The problem:
Copy out each line that includes the word "into".

>>>

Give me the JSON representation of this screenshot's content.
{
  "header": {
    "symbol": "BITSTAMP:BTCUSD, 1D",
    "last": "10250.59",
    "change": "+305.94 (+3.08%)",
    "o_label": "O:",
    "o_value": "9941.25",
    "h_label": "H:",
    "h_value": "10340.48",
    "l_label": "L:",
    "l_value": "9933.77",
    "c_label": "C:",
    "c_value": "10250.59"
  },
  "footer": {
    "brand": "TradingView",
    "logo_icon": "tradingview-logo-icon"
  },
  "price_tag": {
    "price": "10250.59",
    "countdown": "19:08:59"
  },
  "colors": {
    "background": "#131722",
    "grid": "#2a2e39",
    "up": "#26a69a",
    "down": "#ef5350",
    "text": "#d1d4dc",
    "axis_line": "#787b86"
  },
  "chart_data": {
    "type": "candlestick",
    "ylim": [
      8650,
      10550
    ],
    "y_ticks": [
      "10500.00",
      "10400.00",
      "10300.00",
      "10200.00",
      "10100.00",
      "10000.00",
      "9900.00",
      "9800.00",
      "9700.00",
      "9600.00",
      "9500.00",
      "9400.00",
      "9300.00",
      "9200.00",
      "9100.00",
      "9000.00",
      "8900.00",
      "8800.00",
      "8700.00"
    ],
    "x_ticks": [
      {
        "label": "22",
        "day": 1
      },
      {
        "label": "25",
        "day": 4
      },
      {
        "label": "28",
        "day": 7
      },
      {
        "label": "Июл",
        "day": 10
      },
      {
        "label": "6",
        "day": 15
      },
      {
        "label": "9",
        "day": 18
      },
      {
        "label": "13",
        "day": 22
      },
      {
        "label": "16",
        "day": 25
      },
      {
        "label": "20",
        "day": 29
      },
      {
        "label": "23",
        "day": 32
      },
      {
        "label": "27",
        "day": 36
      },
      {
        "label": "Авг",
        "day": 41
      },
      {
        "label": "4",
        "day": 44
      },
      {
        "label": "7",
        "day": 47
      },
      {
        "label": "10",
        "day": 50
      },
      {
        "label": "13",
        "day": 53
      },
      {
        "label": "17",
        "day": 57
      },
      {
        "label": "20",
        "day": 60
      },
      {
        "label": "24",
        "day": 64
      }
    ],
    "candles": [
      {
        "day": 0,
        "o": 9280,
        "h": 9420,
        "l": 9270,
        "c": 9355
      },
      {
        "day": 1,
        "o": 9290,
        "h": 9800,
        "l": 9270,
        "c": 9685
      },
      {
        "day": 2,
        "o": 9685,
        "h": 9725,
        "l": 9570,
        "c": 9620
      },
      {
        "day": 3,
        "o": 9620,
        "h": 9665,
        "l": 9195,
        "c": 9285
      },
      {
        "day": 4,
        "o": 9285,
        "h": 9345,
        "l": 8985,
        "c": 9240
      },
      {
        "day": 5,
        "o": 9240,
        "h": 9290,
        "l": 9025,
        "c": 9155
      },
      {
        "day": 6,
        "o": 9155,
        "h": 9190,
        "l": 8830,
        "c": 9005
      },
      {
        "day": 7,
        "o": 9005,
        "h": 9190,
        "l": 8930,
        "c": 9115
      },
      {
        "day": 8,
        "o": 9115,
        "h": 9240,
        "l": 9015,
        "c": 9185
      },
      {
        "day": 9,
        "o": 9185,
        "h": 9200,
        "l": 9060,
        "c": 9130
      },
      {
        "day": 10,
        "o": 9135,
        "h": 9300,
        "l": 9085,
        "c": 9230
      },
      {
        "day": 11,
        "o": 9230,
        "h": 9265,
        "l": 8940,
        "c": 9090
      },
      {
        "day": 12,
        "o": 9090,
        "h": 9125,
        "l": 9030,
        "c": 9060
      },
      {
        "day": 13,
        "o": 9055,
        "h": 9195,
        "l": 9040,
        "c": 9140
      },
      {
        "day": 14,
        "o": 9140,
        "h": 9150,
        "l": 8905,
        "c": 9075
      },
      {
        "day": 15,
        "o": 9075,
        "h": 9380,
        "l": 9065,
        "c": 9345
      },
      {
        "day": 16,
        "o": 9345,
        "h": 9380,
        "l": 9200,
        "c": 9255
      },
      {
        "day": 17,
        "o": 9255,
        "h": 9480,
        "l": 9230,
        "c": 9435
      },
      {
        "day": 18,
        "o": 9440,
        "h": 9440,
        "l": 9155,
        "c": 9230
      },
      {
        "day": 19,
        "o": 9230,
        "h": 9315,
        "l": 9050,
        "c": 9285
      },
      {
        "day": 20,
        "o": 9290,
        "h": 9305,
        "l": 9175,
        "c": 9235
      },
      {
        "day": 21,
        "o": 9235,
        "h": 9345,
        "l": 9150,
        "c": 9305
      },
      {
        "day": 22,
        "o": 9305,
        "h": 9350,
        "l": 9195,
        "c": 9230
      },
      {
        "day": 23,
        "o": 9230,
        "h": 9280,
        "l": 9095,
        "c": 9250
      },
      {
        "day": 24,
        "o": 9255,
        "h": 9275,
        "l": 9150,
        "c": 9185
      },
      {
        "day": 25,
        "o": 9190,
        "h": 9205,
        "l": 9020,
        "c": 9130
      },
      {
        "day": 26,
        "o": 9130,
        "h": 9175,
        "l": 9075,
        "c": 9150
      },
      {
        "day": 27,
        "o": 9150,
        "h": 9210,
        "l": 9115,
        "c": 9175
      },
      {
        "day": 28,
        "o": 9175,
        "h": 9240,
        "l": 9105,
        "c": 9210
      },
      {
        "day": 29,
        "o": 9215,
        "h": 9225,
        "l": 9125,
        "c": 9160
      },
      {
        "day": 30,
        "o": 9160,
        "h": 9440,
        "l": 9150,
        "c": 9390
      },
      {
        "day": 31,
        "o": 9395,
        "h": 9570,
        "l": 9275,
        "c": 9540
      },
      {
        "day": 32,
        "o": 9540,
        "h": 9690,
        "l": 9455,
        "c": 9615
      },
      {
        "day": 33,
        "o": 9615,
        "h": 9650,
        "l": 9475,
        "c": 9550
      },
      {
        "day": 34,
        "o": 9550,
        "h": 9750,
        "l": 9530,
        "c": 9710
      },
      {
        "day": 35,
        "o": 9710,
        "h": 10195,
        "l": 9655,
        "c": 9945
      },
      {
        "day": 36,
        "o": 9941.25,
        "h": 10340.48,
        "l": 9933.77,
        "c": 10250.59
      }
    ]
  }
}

<<<
>>>

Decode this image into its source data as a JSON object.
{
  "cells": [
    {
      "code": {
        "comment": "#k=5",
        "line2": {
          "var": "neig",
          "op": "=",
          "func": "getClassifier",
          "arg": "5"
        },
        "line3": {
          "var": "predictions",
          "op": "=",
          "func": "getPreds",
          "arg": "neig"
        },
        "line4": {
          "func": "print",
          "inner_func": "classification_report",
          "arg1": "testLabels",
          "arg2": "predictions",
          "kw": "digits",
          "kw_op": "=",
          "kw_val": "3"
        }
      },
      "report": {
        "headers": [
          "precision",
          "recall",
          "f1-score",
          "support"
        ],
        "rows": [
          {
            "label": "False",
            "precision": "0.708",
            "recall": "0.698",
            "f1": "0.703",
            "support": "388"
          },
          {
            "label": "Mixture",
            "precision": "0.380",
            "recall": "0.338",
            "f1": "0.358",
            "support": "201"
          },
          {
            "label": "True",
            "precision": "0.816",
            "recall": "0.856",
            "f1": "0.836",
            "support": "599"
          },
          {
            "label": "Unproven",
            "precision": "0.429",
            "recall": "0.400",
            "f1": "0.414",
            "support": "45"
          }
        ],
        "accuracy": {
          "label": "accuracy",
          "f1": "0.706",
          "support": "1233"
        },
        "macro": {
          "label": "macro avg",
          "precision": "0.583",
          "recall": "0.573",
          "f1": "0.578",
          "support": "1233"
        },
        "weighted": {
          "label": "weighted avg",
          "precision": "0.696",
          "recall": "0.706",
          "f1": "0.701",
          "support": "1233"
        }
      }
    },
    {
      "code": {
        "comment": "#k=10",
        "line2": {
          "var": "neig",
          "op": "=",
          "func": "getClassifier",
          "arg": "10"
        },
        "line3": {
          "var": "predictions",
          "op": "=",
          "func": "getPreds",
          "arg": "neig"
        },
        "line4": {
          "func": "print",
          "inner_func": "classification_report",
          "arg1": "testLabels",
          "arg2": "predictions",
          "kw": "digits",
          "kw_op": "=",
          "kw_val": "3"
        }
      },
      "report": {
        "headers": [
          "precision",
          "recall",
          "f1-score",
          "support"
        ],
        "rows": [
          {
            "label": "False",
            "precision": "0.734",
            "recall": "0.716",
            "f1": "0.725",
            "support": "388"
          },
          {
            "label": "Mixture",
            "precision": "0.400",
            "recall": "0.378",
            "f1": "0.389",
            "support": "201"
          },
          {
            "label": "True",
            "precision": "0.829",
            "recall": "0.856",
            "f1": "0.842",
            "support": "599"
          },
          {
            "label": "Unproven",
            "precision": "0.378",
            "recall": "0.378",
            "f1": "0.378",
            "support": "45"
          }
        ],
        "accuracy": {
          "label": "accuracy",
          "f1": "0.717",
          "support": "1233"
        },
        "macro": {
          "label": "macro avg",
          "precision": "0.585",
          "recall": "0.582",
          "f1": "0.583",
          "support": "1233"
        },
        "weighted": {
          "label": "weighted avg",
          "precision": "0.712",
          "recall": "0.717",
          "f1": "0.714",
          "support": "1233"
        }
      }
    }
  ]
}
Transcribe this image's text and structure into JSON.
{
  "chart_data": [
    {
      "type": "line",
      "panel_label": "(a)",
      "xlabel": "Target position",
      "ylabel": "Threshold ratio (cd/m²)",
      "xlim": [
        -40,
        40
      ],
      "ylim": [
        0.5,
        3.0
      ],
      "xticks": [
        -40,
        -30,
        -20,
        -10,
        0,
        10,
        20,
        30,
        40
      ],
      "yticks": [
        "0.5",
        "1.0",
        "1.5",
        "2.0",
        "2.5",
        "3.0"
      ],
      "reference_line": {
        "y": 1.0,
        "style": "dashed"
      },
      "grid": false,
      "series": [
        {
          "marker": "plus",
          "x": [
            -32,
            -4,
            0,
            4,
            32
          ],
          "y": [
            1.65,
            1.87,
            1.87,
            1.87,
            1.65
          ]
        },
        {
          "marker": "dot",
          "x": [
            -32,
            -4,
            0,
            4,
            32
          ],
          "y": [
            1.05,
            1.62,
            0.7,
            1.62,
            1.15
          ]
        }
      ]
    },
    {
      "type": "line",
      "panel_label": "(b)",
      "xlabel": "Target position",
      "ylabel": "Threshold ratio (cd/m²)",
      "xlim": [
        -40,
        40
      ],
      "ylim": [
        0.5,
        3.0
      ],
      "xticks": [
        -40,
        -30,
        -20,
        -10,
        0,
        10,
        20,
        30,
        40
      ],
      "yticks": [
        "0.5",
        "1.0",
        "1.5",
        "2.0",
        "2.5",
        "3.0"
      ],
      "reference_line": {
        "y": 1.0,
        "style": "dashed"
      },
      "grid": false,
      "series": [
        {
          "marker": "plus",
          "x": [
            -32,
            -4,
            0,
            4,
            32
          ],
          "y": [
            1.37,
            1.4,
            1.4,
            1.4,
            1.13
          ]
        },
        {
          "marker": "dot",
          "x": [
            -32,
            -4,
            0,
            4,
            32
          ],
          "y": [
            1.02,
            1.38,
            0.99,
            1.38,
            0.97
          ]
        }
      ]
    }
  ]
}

<<<

Problem solution:
Decode this image into its source data as a JSON object.
Transcribe this image's text and structure into JSON.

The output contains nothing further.